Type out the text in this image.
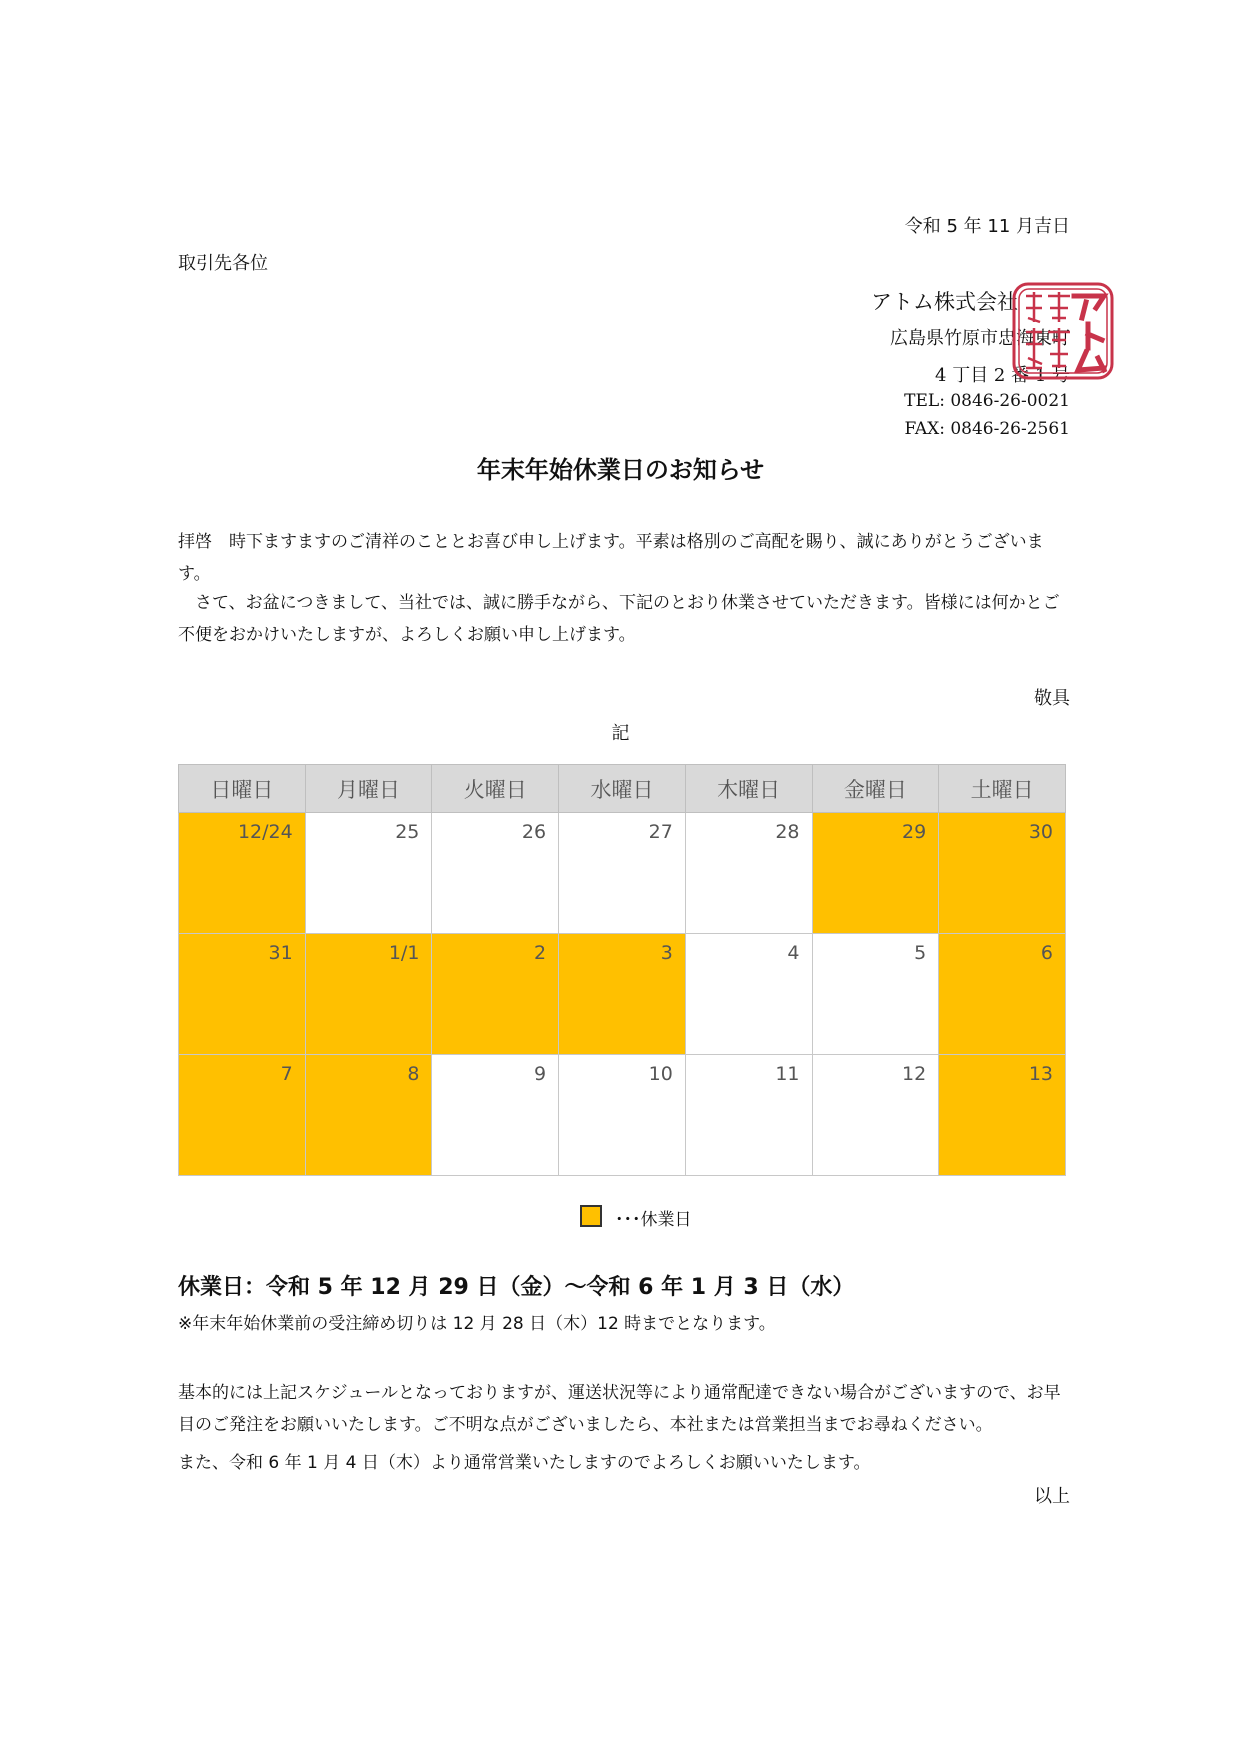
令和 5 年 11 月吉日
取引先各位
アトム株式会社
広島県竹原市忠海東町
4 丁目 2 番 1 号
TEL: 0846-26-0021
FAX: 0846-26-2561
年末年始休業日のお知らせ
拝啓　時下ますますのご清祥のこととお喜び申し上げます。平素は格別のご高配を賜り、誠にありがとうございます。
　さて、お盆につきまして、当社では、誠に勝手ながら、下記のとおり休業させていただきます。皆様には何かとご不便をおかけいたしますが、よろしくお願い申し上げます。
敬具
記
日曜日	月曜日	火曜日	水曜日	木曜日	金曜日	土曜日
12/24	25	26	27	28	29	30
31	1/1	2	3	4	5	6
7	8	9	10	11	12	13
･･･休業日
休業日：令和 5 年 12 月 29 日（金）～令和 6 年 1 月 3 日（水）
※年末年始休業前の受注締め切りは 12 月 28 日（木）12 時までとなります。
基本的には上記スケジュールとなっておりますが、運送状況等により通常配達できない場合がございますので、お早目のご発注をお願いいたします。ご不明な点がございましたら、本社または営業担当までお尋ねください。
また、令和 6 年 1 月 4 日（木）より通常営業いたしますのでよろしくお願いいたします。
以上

----------------------------------------

[GIVEN TASK]: All of the data needs repeating exactly, but the pictures do not.

[EXERCISE RESULT]:
Type out the text in this image.
令和 5 年 11 月吉日
取引先各位
アトム株式会社
広島県竹原市忠海東町
4 丁目 2 番 1 号
TEL: 0846-26-0021
FAX: 0846-26-2561
年末年始休業日のお知らせ
拝啓　時下ますますのご清祥のこととお喜び申し上げます。平素は格別のご高配を賜り、誠にありがとうございます。
　さて、お盆につきまして、当社では、誠に勝手ながら、下記のとおり休業させていただきます。皆様には何かとご不便をおかけいたしますが、よろしくお願い申し上げます。
敬具
記
日曜日	月曜日	火曜日	水曜日	木曜日	金曜日	土曜日
12/24	25	26	27	28	29	30
31	1/1	2	3	4	5	6
7	8	9	10	11	12	13
･･･休業日
休業日：令和 5 年 12 月 29 日（金）～令和 6 年 1 月 3 日（水）
※年末年始休業前の受注締め切りは 12 月 28 日（木）12 時までとなります。
基本的には上記スケジュールとなっておりますが、運送状況等により通常配達できない場合がございますので、お早目のご発注をお願いいたします。ご不明な点がございましたら、本社または営業担当までお尋ねください。
また、令和 6 年 1 月 4 日（木）より通常営業いたしますのでよろしくお願いいたします。
以上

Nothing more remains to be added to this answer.